* START *

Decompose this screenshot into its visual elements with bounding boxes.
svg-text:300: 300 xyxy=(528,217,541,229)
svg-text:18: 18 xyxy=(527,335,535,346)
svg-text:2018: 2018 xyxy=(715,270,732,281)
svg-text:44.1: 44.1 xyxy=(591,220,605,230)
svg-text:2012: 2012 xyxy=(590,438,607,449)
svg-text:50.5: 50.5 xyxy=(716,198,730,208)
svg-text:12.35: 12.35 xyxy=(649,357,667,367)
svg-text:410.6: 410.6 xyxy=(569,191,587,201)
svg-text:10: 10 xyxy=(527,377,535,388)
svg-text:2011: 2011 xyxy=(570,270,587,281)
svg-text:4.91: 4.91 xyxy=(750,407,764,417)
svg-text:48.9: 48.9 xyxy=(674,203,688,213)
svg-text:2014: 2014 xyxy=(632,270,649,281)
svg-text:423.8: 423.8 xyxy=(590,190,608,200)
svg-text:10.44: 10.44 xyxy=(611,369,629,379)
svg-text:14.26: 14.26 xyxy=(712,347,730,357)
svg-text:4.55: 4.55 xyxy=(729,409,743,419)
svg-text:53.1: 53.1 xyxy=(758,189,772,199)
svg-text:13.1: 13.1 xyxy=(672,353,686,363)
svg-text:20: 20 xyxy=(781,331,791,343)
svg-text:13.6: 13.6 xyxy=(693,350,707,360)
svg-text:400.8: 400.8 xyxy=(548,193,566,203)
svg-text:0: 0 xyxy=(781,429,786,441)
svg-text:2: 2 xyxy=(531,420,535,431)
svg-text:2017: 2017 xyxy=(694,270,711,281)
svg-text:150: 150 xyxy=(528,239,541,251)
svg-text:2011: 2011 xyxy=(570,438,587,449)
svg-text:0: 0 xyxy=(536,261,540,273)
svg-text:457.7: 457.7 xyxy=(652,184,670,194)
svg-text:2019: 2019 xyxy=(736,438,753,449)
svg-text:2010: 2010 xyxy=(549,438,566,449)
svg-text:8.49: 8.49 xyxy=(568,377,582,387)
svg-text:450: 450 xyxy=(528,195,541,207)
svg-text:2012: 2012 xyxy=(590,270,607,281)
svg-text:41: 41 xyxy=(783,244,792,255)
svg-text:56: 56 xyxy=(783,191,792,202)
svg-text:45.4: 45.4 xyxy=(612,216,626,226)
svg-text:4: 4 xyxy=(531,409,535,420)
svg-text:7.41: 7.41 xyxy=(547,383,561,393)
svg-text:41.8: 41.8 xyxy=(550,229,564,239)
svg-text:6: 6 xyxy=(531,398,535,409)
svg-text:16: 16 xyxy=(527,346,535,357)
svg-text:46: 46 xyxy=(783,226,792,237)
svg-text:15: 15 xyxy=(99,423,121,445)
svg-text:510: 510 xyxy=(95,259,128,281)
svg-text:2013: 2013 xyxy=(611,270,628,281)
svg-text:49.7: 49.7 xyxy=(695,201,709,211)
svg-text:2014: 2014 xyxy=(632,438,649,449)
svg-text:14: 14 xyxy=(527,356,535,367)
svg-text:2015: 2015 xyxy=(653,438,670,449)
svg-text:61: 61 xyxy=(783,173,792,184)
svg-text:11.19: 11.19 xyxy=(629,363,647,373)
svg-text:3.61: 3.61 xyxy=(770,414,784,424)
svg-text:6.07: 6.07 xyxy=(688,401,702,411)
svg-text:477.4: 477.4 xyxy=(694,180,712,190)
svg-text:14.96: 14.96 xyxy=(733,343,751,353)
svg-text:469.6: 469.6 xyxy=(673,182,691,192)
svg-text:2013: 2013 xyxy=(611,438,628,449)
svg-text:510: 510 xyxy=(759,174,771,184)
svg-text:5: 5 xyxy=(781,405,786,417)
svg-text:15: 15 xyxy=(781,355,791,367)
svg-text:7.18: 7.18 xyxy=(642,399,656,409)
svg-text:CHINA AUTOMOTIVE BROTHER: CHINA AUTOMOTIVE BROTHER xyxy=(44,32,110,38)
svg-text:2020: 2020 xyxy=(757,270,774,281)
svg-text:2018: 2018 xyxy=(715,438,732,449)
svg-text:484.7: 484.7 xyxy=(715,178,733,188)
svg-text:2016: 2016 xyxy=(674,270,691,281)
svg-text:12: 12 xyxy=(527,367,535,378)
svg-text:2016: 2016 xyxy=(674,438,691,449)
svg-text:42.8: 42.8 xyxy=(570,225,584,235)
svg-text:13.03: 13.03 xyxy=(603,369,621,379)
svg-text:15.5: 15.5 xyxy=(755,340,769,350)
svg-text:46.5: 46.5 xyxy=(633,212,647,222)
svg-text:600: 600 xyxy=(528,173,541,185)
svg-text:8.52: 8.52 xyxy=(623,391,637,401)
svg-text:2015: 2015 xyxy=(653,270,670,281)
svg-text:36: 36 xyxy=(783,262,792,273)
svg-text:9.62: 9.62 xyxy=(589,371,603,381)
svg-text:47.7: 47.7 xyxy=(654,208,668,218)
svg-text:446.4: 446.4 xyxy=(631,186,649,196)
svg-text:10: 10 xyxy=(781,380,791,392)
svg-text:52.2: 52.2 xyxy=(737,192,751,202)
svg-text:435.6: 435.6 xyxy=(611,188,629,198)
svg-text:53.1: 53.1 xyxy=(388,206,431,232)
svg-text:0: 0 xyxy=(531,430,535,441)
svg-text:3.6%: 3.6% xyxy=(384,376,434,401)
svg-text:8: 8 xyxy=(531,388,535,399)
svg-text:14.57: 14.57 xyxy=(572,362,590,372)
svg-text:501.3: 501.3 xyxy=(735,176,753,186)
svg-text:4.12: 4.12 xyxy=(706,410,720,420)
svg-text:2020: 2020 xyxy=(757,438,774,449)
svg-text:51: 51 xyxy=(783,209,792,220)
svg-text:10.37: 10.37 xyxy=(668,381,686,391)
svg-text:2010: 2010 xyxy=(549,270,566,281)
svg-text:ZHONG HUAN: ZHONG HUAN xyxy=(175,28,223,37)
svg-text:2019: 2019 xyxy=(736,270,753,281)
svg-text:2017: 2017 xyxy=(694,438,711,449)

* END *

THE REQUEST: Copy the data exactly as it appears, from its first line through the line that contains "svg-text:12.35: 12.35 xyxy=(649,357,667,367)", including both of those lines.

RESPONSE TO THE TASK:
Decompose this screenshot into its visual elements with bounding boxes.
svg-text:300: 300 xyxy=(528,217,541,229)
svg-text:18: 18 xyxy=(527,335,535,346)
svg-text:2018: 2018 xyxy=(715,270,732,281)
svg-text:44.1: 44.1 xyxy=(591,220,605,230)
svg-text:2012: 2012 xyxy=(590,438,607,449)
svg-text:50.5: 50.5 xyxy=(716,198,730,208)
svg-text:12.35: 12.35 xyxy=(649,357,667,367)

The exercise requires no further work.